*TO BE DONE*: Please output the records below in full, exactly as given, but without the images.

*THE RECORDS*:
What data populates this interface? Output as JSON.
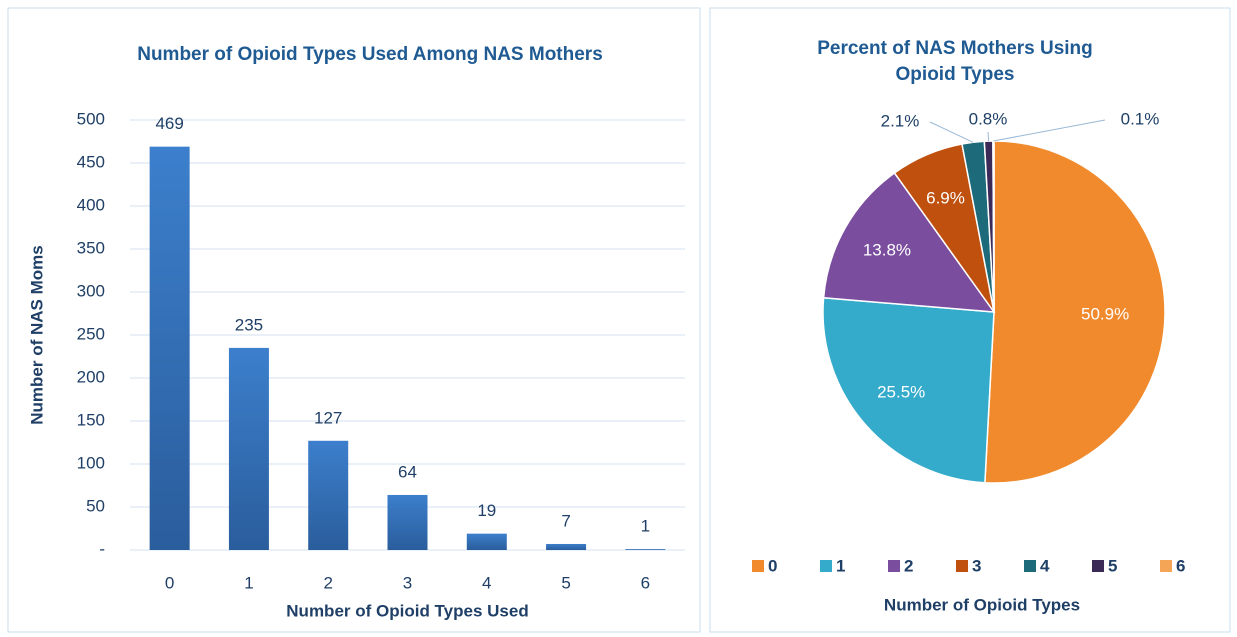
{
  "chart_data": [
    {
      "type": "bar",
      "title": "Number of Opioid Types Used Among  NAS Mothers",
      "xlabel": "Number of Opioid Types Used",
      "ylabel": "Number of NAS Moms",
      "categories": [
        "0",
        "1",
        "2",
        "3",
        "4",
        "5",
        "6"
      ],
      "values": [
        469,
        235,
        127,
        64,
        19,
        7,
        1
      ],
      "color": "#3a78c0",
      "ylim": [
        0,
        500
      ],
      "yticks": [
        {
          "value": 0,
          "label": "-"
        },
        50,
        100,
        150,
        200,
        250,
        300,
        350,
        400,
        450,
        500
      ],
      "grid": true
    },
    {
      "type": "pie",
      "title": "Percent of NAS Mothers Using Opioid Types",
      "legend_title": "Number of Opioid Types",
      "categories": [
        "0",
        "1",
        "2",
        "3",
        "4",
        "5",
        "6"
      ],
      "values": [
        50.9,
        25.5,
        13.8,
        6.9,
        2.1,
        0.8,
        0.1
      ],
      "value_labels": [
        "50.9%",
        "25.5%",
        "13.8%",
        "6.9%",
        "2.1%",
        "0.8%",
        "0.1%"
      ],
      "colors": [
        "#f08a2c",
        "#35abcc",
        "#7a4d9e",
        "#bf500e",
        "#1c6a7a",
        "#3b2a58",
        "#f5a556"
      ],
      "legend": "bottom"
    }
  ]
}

*RESPONSE TO THIS TASK*:
What data populates this interface? Output as JSON.
{
  "chart_data": [
    {
      "type": "bar",
      "title": "Number of Opioid Types Used Among  NAS Mothers",
      "xlabel": "Number of Opioid Types Used",
      "ylabel": "Number of NAS Moms",
      "categories": [
        "0",
        "1",
        "2",
        "3",
        "4",
        "5",
        "6"
      ],
      "values": [
        469,
        235,
        127,
        64,
        19,
        7,
        1
      ],
      "color": "#3a78c0",
      "ylim": [
        0,
        500
      ],
      "yticks": [
        {
          "value": 0,
          "label": "-"
        },
        50,
        100,
        150,
        200,
        250,
        300,
        350,
        400,
        450,
        500
      ],
      "grid": true
    },
    {
      "type": "pie",
      "title": "Percent of NAS Mothers Using Opioid Types",
      "legend_title": "Number of Opioid Types",
      "categories": [
        "0",
        "1",
        "2",
        "3",
        "4",
        "5",
        "6"
      ],
      "values": [
        50.9,
        25.5,
        13.8,
        6.9,
        2.1,
        0.8,
        0.1
      ],
      "value_labels": [
        "50.9%",
        "25.5%",
        "13.8%",
        "6.9%",
        "2.1%",
        "0.8%",
        "0.1%"
      ],
      "colors": [
        "#f08a2c",
        "#35abcc",
        "#7a4d9e",
        "#bf500e",
        "#1c6a7a",
        "#3b2a58",
        "#f5a556"
      ],
      "legend": "bottom"
    }
  ]
}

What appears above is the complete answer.